- Job -
Below are some records; retype all of them exactly.

- Records for this task -
** BEGIN **

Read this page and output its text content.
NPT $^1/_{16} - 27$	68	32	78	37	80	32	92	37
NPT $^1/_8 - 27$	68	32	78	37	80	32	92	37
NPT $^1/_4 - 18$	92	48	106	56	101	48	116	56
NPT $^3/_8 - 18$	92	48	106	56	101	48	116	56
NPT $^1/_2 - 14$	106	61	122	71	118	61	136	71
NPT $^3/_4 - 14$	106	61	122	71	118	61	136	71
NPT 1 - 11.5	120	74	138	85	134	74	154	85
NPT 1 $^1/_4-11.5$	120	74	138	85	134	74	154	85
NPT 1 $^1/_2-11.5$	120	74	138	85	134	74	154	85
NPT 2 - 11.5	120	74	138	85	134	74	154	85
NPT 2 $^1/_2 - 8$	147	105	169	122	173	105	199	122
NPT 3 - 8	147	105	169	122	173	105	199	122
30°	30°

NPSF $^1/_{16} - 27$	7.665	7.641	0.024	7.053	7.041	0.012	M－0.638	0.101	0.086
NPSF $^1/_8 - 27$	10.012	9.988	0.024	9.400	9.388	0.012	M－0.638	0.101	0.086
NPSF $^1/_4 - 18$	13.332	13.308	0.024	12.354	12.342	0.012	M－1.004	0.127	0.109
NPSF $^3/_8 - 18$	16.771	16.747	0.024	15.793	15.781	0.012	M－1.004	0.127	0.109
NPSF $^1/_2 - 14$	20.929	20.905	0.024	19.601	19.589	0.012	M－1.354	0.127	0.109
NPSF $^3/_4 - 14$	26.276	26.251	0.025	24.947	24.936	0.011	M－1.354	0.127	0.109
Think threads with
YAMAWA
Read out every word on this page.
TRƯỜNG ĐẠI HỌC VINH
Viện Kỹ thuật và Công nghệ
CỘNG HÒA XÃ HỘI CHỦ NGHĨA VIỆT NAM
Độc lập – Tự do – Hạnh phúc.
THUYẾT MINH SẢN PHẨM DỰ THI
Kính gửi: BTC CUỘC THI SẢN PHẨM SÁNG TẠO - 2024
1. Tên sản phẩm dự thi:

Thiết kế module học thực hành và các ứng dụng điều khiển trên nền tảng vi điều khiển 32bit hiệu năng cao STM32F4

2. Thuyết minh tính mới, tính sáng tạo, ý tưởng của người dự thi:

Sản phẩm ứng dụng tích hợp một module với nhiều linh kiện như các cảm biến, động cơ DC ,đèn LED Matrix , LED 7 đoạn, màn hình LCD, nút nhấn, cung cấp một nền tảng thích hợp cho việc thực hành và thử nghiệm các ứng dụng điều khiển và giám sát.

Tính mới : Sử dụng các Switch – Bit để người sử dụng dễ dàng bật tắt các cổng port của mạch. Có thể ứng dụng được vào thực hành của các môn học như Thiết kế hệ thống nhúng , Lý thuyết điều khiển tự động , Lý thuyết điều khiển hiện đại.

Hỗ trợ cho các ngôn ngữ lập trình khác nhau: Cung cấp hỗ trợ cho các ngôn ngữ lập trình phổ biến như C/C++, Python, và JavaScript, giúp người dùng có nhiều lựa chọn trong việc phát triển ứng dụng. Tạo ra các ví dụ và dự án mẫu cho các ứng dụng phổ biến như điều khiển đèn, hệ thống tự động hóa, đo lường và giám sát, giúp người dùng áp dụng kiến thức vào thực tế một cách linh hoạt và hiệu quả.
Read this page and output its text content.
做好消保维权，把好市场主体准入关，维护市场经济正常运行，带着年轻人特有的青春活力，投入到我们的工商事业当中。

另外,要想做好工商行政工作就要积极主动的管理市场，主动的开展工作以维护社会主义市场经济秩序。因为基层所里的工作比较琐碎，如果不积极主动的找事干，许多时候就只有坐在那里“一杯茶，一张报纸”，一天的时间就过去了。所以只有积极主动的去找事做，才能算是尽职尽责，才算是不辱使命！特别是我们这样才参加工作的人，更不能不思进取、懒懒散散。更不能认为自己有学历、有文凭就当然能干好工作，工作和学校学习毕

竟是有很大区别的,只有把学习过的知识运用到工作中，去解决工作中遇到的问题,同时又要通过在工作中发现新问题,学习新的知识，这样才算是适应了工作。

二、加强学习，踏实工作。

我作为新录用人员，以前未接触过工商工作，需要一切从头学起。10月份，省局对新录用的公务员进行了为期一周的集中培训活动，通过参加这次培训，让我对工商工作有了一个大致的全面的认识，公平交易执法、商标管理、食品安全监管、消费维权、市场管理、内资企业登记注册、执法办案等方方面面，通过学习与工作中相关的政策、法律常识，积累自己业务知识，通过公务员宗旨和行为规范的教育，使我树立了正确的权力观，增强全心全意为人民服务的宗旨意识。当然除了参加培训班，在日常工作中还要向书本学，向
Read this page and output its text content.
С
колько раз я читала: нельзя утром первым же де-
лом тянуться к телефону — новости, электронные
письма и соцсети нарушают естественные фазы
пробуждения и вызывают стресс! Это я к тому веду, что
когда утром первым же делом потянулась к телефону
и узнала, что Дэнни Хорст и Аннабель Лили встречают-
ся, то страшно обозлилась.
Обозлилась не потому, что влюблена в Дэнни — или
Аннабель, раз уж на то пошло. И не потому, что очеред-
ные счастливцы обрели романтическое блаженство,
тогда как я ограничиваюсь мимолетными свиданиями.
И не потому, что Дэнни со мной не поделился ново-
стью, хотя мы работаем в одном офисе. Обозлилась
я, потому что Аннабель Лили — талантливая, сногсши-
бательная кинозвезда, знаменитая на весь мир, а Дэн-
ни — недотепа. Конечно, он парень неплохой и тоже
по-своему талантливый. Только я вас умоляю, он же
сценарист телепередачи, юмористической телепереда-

** END **

- Correct result -
Read this page and output its text content.
NPT $^1/_{16} - 27$	68	32	78	37	80	32	92	37
NPT $^1/_8 - 27$	68	32	78	37	80	32	92	37
NPT $^1/_4 - 18$	92	48	106	56	101	48	116	56
NPT $^3/_8 - 18$	92	48	106	56	101	48	116	56
NPT $^1/_2 - 14$	106	61	122	71	118	61	136	71
NPT $^3/_4 - 14$	106	61	122	71	118	61	136	71
NPT 1 - 11.5	120	74	138	85	134	74	154	85
NPT 1 $^1/_4-11.5$	120	74	138	85	134	74	154	85
NPT 1 $^1/_2-11.5$	120	74	138	85	134	74	154	85
NPT 2 - 11.5	120	74	138	85	134	74	154	85
NPT 2 $^1/_2 - 8$	147	105	169	122	173	105	199	122
NPT 3 - 8	147	105	169	122	173	105	199	122
30°	30°

NPSF $^1/_{16} - 27$	7.665	7.641	0.024	7.053	7.041	0.012	M－0.638	0.101	0.086
NPSF $^1/_8 - 27$	10.012	9.988	0.024	9.400	9.388	0.012	M－0.638	0.101	0.086
NPSF $^1/_4 - 18$	13.332	13.308	0.024	12.354	12.342	0.012	M－1.004	0.127	0.109
NPSF $^3/_8 - 18$	16.771	16.747	0.024	15.793	15.781	0.012	M－1.004	0.127	0.109
NPSF $^1/_2 - 14$	20.929	20.905	0.024	19.601	19.589	0.012	M－1.354	0.127	0.109
NPSF $^3/_4 - 14$	26.276	26.251	0.025	24.947	24.936	0.011	M－1.354	0.127	0.109
Think threads with
YAMAWA
Read out every word on this page.
TRƯỜNG ĐẠI HỌC VINH
Viện Kỹ thuật và Công nghệ
CỘNG HÒA XÃ HỘI CHỦ NGHĨA VIỆT NAM
Độc lập – Tự do – Hạnh phúc.
THUYẾT MINH SẢN PHẨM DỰ THI
Kính gửi: BTC CUỘC THI SẢN PHẨM SÁNG TẠO - 2024
1. Tên sản phẩm dự thi:

Thiết kế module học thực hành và các ứng dụng điều khiển trên nền tảng vi điều khiển 32bit hiệu năng cao STM32F4

2. Thuyết minh tính mới, tính sáng tạo, ý tưởng của người dự thi:

Sản phẩm ứng dụng tích hợp một module với nhiều linh kiện như các cảm biến, động cơ DC ,đèn LED Matrix , LED 7 đoạn, màn hình LCD, nút nhấn, cung cấp một nền tảng thích hợp cho việc thực hành và thử nghiệm các ứng dụng điều khiển và giám sát.

Tính mới : Sử dụng các Switch – Bit để người sử dụng dễ dàng bật tắt các cổng port của mạch. Có thể ứng dụng được vào thực hành của các môn học như Thiết kế hệ thống nhúng , Lý thuyết điều khiển tự động , Lý thuyết điều khiển hiện đại.

Hỗ trợ cho các ngôn ngữ lập trình khác nhau: Cung cấp hỗ trợ cho các ngôn ngữ lập trình phổ biến như C/C++, Python, và JavaScript, giúp người dùng có nhiều lựa chọn trong việc phát triển ứng dụng. Tạo ra các ví dụ và dự án mẫu cho các ứng dụng phổ biến như điều khiển đèn, hệ thống tự động hóa, đo lường và giám sát, giúp người dùng áp dụng kiến thức vào thực tế một cách linh hoạt và hiệu quả.
Read this page and output its text content.
做好消保维权，把好市场主体准入关，维护市场经济正常运行，带着年轻人特有的青春活力，投入到我们的工商事业当中。

另外,要想做好工商行政工作就要积极主动的管理市场，主动的开展工作以维护社会主义市场经济秩序。因为基层所里的工作比较琐碎，如果不积极主动的找事干，许多时候就只有坐在那里“一杯茶，一张报纸”，一天的时间就过去了。所以只有积极主动的去找事做，才能算是尽职尽责，才算是不辱使命！特别是我们这样才参加工作的人，更不能不思进取、懒懒散散。更不能认为自己有学历、有文凭就当然能干好工作，工作和学校学习毕

竟是有很大区别的,只有把学习过的知识运用到工作中，去解决工作中遇到的问题,同时又要通过在工作中发现新问题,学习新的知识，这样才算是适应了工作。

二、加强学习，踏实工作。

我作为新录用人员，以前未接触过工商工作，需要一切从头学起。10月份，省局对新录用的公务员进行了为期一周的集中培训活动，通过参加这次培训，让我对工商工作有了一个大致的全面的认识，公平交易执法、商标管理、食品安全监管、消费维权、市场管理、内资企业登记注册、执法办案等方方面面，通过学习与工作中相关的政策、法律常识，积累自己业务知识，通过公务员宗旨和行为规范的教育，使我树立了正确的权力观，增强全心全意为人民服务的宗旨意识。当然除了参加培训班，在日常工作中还要向书本学，向
Read this page and output its text content.
С
колько раз я читала: нельзя утром первым же де-
лом тянуться к телефону — новости, электронные
письма и соцсети нарушают естественные фазы
пробуждения и вызывают стресс! Это я к тому веду, что
когда утром первым же делом потянулась к телефону
и узнала, что Дэнни Хорст и Аннабель Лили встречают-
ся, то страшно обозлилась.
Обозлилась не потому, что влюблена в Дэнни — или
Аннабель, раз уж на то пошло. И не потому, что очеред-
ные счастливцы обрели романтическое блаженство,
тогда как я ограничиваюсь мимолетными свиданиями.
И не потому, что Дэнни со мной не поделился ново-
стью, хотя мы работаем в одном офисе. Обозлилась
я, потому что Аннабель Лили — талантливая, сногсши-
бательная кинозвезда, знаменитая на весь мир, а Дэн-
ни — недотепа. Конечно, он парень неплохой и тоже
по-своему талантливый. Только я вас умоляю, он же
сценарист телепередачи, юмористической телепереда-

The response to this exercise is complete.